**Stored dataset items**
↓↓↓
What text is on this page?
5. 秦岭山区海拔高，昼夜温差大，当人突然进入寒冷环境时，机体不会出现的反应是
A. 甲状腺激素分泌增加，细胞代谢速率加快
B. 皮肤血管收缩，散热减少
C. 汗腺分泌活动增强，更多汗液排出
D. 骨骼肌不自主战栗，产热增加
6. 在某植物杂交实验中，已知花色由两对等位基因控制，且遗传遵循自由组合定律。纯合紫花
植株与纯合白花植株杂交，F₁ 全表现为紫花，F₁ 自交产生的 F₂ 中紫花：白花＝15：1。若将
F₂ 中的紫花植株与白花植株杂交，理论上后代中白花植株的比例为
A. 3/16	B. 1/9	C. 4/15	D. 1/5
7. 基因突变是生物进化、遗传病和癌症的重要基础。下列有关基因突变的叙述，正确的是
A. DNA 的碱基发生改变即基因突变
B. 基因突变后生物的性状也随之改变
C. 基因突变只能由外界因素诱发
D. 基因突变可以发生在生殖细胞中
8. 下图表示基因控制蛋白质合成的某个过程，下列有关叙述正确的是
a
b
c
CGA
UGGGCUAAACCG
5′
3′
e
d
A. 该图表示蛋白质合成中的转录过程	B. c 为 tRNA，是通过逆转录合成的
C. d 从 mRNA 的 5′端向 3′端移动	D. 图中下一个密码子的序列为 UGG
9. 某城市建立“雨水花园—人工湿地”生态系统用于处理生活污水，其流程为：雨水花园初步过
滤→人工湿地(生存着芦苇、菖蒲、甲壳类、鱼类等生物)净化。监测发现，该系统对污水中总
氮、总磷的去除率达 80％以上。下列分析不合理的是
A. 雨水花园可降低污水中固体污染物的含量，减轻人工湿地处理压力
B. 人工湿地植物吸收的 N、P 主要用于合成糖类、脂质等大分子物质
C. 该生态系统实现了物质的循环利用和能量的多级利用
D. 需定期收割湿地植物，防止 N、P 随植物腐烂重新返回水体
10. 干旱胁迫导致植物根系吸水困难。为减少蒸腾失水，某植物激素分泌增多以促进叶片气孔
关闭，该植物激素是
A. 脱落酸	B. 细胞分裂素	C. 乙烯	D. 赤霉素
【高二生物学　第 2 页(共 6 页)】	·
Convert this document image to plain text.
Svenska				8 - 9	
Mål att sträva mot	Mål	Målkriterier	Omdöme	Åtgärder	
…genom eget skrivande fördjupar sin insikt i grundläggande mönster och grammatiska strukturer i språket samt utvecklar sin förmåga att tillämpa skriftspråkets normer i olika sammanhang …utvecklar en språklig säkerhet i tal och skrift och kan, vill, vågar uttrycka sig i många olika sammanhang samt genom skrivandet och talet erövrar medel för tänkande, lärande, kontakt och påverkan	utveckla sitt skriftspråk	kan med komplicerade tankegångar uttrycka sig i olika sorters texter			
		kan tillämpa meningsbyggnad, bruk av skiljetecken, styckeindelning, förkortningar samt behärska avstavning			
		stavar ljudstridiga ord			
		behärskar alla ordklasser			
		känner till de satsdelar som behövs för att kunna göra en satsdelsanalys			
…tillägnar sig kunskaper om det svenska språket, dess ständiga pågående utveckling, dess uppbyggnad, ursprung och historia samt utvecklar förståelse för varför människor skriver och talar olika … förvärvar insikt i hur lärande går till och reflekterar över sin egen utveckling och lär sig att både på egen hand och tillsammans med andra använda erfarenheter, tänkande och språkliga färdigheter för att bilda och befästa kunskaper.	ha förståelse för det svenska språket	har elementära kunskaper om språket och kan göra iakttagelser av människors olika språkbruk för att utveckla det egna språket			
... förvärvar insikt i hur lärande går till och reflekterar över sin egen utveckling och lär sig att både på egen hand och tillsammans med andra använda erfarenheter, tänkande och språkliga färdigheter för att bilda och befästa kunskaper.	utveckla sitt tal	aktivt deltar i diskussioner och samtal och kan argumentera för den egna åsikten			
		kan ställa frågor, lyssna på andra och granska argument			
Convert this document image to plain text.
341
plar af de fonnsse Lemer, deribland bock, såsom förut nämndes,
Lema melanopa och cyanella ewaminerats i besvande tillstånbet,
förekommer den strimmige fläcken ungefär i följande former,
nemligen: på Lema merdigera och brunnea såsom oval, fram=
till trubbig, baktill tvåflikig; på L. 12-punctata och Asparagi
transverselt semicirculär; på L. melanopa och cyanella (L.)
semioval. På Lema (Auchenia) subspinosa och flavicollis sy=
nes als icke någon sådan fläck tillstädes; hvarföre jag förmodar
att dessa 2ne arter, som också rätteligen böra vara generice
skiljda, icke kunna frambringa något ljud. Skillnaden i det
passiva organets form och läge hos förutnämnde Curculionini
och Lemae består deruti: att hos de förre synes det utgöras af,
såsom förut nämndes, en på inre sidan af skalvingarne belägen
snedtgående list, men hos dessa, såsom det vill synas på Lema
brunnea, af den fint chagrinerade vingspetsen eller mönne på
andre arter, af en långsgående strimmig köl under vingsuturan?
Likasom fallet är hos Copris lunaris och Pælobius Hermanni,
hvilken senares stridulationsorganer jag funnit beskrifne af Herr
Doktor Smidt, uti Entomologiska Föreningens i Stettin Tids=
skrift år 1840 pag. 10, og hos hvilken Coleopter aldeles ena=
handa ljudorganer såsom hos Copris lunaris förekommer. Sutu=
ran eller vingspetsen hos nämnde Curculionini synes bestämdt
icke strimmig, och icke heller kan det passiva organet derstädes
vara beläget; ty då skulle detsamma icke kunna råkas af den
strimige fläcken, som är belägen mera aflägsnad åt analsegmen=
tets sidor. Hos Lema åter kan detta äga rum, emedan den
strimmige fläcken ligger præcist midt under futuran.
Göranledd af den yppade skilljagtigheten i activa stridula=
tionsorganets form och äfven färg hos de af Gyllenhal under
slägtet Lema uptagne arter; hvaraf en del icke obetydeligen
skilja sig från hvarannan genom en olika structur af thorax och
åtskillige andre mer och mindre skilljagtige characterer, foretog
↑↑↑
**WORK TO BE COMPLETED**
The full set of records above must be reproduced exactly in the reply.

**SOLUTION TO THE EXERCISE**
What text is on this page?
5. 秦岭山区海拔高，昼夜温差大，当人突然进入寒冷环境时，机体不会出现的反应是
A. 甲状腺激素分泌增加，细胞代谢速率加快
B. 皮肤血管收缩，散热减少
C. 汗腺分泌活动增强，更多汗液排出
D. 骨骼肌不自主战栗，产热增加
6. 在某植物杂交实验中，已知花色由两对等位基因控制，且遗传遵循自由组合定律。纯合紫花
植株与纯合白花植株杂交，F₁ 全表现为紫花，F₁ 自交产生的 F₂ 中紫花：白花＝15：1。若将
F₂ 中的紫花植株与白花植株杂交，理论上后代中白花植株的比例为
A. 3/16	B. 1/9	C. 4/15	D. 1/5
7. 基因突变是生物进化、遗传病和癌症的重要基础。下列有关基因突变的叙述，正确的是
A. DNA 的碱基发生改变即基因突变
B. 基因突变后生物的性状也随之改变
C. 基因突变只能由外界因素诱发
D. 基因突变可以发生在生殖细胞中
8. 下图表示基因控制蛋白质合成的某个过程，下列有关叙述正确的是
a
b
c
CGA
UGGGCUAAACCG
5′
3′
e
d
A. 该图表示蛋白质合成中的转录过程	B. c 为 tRNA，是通过逆转录合成的
C. d 从 mRNA 的 5′端向 3′端移动	D. 图中下一个密码子的序列为 UGG
9. 某城市建立“雨水花园—人工湿地”生态系统用于处理生活污水，其流程为：雨水花园初步过
滤→人工湿地(生存着芦苇、菖蒲、甲壳类、鱼类等生物)净化。监测发现，该系统对污水中总
氮、总磷的去除率达 80％以上。下列分析不合理的是
A. 雨水花园可降低污水中固体污染物的含量，减轻人工湿地处理压力
B. 人工湿地植物吸收的 N、P 主要用于合成糖类、脂质等大分子物质
C. 该生态系统实现了物质的循环利用和能量的多级利用
D. 需定期收割湿地植物，防止 N、P 随植物腐烂重新返回水体
10. 干旱胁迫导致植物根系吸水困难。为减少蒸腾失水，某植物激素分泌增多以促进叶片气孔
关闭，该植物激素是
A. 脱落酸	B. 细胞分裂素	C. 乙烯	D. 赤霉素
【高二生物学　第 2 页(共 6 页)】	·
Convert this document image to plain text.
Svenska				8 - 9	
Mål att sträva mot	Mål	Målkriterier	Omdöme	Åtgärder	
…genom eget skrivande fördjupar sin insikt i grundläggande mönster och grammatiska strukturer i språket samt utvecklar sin förmåga att tillämpa skriftspråkets normer i olika sammanhang …utvecklar en språklig säkerhet i tal och skrift och kan, vill, vågar uttrycka sig i många olika sammanhang samt genom skrivandet och talet erövrar medel för tänkande, lärande, kontakt och påverkan	utveckla sitt skriftspråk	kan med komplicerade tankegångar uttrycka sig i olika sorters texter			
		kan tillämpa meningsbyggnad, bruk av skiljetecken, styckeindelning, förkortningar samt behärska avstavning			
		stavar ljudstridiga ord			
		behärskar alla ordklasser			
		känner till de satsdelar som behövs för att kunna göra en satsdelsanalys			
…tillägnar sig kunskaper om det svenska språket, dess ständiga pågående utveckling, dess uppbyggnad, ursprung och historia samt utvecklar förståelse för varför människor skriver och talar olika … förvärvar insikt i hur lärande går till och reflekterar över sin egen utveckling och lär sig att både på egen hand och tillsammans med andra använda erfarenheter, tänkande och språkliga färdigheter för att bilda och befästa kunskaper.	ha förståelse för det svenska språket	har elementära kunskaper om språket och kan göra iakttagelser av människors olika språkbruk för att utveckla det egna språket			
... förvärvar insikt i hur lärande går till och reflekterar över sin egen utveckling och lär sig att både på egen hand och tillsammans med andra använda erfarenheter, tänkande och språkliga färdigheter för att bilda och befästa kunskaper.	utveckla sitt tal	aktivt deltar i diskussioner och samtal och kan argumentera för den egna åsikten			
		kan ställa frågor, lyssna på andra och granska argument			
Convert this document image to plain text.
341
plar af de fonnsse Lemer, deribland bock, såsom förut nämndes,
Lema melanopa och cyanella ewaminerats i besvande tillstånbet,
förekommer den strimmige fläcken ungefär i följande former,
nemligen: på Lema merdigera och brunnea såsom oval, fram=
till trubbig, baktill tvåflikig; på L. 12-punctata och Asparagi
transverselt semicirculär; på L. melanopa och cyanella (L.)
semioval. På Lema (Auchenia) subspinosa och flavicollis sy=
nes als icke någon sådan fläck tillstädes; hvarföre jag förmodar
att dessa 2ne arter, som också rätteligen böra vara generice
skiljda, icke kunna frambringa något ljud. Skillnaden i det
passiva organets form och läge hos förutnämnde Curculionini
och Lemae består deruti: att hos de förre synes det utgöras af,
såsom förut nämndes, en på inre sidan af skalvingarne belägen
snedtgående list, men hos dessa, såsom det vill synas på Lema
brunnea, af den fint chagrinerade vingspetsen eller mönne på
andre arter, af en långsgående strimmig köl under vingsuturan?
Likasom fallet är hos Copris lunaris och Pælobius Hermanni,
hvilken senares stridulationsorganer jag funnit beskrifne af Herr
Doktor Smidt, uti Entomologiska Föreningens i Stettin Tids=
skrift år 1840 pag. 10, og hos hvilken Coleopter aldeles ena=
handa ljudorganer såsom hos Copris lunaris förekommer. Sutu=
ran eller vingspetsen hos nämnde Curculionini synes bestämdt
icke strimmig, och icke heller kan det passiva organet derstädes
vara beläget; ty då skulle detsamma icke kunna råkas af den
strimige fläcken, som är belägen mera aflägsnad åt analsegmen=
tets sidor. Hos Lema åter kan detta äga rum, emedan den
strimmige fläcken ligger præcist midt under futuran.
Göranledd af den yppade skilljagtigheten i activa stridula=
tionsorganets form och äfven färg hos de af Gyllenhal under
slägtet Lema uptagne arter; hvaraf en del icke obetydeligen
skilja sig från hvarannan genom en olika structur af thorax och
åtskillige andre mer och mindre skilljagtige characterer, foretog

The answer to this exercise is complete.